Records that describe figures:
- - - - -

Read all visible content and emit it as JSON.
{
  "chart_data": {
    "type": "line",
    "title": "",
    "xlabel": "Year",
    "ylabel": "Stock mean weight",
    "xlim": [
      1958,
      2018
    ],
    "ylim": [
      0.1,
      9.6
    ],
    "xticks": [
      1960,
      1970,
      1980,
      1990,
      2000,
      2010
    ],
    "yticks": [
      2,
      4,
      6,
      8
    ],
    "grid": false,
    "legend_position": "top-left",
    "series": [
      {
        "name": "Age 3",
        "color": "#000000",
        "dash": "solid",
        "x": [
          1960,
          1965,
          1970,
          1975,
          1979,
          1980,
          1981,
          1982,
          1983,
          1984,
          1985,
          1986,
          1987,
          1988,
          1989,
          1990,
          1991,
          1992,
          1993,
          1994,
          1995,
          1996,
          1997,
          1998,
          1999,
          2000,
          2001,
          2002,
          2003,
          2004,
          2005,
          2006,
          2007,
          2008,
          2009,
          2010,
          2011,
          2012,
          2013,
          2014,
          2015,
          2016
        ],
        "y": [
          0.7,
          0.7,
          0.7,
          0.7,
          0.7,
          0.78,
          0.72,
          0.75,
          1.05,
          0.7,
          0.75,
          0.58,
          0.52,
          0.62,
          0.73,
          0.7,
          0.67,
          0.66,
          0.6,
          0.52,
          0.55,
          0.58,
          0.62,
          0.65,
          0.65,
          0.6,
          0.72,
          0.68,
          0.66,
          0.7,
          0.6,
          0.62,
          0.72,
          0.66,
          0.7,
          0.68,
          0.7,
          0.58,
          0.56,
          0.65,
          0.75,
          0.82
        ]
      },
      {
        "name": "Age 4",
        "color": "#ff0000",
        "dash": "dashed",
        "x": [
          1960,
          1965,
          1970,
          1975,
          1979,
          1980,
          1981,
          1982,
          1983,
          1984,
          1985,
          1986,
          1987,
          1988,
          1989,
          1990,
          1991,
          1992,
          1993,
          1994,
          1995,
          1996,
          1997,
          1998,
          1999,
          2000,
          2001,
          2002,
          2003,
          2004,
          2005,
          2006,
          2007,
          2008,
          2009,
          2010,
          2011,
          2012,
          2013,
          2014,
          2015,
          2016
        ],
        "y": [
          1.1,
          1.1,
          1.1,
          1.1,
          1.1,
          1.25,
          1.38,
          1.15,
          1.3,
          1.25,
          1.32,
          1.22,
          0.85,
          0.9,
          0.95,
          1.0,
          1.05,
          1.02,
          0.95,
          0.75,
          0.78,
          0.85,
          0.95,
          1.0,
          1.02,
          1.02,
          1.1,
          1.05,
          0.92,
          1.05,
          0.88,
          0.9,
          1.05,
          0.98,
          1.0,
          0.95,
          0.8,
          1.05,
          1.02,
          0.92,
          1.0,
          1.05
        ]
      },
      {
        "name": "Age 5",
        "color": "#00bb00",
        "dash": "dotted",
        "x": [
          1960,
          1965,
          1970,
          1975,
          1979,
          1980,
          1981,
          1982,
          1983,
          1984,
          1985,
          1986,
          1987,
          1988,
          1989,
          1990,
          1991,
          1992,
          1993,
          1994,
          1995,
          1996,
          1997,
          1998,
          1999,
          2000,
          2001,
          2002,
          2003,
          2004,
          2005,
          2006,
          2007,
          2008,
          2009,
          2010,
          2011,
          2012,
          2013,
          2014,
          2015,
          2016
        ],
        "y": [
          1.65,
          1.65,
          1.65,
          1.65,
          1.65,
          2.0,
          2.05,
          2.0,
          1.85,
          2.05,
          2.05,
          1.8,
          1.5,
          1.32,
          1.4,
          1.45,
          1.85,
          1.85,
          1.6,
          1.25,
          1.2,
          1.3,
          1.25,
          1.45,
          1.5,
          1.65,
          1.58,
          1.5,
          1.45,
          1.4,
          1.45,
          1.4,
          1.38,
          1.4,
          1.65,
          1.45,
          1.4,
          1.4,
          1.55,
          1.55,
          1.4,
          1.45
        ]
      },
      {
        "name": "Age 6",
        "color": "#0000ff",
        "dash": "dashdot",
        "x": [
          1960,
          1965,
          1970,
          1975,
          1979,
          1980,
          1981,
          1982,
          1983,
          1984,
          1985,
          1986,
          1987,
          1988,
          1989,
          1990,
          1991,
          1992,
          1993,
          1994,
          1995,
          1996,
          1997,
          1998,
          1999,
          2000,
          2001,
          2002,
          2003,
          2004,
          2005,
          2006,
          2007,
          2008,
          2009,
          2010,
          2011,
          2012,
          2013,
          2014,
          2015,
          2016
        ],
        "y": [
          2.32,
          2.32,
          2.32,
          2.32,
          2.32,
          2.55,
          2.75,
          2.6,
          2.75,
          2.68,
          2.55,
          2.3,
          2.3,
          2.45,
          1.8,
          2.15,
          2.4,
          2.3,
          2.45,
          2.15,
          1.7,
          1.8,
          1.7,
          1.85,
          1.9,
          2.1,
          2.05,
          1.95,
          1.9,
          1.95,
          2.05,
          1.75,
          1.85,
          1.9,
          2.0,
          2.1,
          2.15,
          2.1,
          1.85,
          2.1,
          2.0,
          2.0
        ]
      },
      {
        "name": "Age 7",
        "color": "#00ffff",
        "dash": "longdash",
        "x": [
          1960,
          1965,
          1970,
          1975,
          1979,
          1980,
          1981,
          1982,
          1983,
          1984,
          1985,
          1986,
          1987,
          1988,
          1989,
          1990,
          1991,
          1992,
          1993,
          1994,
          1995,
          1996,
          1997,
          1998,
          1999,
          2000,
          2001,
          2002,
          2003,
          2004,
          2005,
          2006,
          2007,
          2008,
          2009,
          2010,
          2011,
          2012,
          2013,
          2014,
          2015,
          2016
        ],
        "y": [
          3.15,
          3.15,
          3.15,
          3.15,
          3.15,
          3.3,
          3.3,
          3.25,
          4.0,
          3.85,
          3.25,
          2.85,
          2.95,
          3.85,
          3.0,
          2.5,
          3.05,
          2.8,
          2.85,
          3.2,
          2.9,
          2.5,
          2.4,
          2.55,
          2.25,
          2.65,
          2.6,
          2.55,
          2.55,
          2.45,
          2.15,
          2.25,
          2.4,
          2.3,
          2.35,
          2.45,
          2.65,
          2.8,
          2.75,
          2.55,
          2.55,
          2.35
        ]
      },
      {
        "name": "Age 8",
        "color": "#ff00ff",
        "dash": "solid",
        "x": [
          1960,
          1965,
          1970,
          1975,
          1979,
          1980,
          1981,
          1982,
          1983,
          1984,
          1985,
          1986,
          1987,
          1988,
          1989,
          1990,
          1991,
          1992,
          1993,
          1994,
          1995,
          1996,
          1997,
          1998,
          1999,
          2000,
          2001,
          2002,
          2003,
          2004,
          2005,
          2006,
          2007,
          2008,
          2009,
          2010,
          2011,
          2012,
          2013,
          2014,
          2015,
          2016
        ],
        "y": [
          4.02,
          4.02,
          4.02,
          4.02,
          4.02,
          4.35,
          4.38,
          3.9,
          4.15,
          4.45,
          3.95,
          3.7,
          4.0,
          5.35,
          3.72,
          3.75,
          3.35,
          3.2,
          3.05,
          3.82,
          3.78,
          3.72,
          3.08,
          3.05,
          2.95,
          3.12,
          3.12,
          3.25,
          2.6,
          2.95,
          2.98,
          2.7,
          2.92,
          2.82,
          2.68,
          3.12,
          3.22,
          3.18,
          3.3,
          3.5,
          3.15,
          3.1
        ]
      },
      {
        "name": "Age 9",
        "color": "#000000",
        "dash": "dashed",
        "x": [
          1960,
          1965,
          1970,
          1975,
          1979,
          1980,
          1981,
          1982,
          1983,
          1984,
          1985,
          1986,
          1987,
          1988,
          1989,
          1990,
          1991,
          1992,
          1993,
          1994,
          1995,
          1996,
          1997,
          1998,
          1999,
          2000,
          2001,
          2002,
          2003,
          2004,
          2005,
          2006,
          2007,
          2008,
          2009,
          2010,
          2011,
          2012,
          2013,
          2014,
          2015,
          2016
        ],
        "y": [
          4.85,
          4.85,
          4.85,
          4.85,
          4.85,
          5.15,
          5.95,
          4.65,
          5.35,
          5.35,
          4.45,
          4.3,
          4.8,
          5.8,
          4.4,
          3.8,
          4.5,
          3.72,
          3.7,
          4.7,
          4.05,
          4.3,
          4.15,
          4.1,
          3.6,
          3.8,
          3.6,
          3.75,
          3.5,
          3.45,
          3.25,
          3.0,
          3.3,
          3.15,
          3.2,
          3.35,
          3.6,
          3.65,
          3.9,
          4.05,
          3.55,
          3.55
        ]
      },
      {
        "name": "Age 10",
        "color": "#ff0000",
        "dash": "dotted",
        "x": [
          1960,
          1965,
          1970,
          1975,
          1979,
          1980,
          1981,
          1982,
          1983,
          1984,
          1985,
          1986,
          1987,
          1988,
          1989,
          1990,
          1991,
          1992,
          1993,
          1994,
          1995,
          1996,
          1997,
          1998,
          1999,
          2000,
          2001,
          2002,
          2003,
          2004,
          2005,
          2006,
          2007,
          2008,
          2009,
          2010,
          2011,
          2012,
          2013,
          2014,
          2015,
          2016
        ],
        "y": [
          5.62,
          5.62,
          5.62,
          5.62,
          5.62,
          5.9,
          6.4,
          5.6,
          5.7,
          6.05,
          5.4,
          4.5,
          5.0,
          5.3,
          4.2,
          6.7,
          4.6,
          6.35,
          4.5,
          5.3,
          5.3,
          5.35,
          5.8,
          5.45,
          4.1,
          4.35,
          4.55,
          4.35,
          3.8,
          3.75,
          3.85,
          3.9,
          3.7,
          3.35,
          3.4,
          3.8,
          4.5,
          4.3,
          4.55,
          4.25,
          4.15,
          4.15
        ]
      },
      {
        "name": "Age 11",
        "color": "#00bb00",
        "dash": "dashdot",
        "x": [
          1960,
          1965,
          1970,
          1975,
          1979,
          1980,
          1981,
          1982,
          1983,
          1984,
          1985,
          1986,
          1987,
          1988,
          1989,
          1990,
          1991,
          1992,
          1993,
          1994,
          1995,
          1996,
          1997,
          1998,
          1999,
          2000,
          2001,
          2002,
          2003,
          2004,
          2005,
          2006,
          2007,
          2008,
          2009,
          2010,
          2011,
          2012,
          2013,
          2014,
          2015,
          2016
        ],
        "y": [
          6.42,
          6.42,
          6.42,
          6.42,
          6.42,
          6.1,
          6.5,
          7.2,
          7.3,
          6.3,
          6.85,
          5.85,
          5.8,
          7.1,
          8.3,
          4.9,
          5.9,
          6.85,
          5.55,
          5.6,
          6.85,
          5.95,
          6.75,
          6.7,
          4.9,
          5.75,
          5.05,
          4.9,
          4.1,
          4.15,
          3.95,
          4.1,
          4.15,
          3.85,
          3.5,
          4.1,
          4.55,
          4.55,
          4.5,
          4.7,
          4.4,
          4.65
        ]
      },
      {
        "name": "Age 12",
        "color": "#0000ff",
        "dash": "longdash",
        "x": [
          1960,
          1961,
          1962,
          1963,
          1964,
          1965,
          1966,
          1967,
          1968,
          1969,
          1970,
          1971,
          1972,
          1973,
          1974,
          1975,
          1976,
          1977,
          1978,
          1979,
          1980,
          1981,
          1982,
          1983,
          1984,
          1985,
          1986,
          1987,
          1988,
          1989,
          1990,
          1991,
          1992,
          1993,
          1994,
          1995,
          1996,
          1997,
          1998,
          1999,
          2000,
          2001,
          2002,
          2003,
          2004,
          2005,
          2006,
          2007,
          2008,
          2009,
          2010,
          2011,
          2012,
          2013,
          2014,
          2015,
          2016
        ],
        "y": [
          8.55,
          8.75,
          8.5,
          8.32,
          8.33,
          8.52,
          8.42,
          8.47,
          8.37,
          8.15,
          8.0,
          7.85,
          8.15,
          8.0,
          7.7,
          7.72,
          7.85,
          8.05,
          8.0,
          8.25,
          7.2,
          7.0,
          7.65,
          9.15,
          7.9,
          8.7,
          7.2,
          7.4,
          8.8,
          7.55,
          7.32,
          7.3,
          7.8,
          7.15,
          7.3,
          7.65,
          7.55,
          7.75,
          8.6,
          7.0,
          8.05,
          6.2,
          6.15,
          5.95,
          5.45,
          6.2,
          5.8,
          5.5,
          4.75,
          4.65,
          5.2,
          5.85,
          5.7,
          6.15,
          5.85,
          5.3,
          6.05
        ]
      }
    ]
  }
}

- - - - -

Task brief: Lines of the material that contain the word "name" are to be gathered.

Task response:
        "name": "Age 3",
        "name": "Age 4",
        "name": "Age 5",
        "name": "Age 6",
        "name": "Age 7",
        "name": "Age 8",
        "name": "Age 9",
        "name": "Age 10",
        "name": "Age 11",
        "name": "Age 12",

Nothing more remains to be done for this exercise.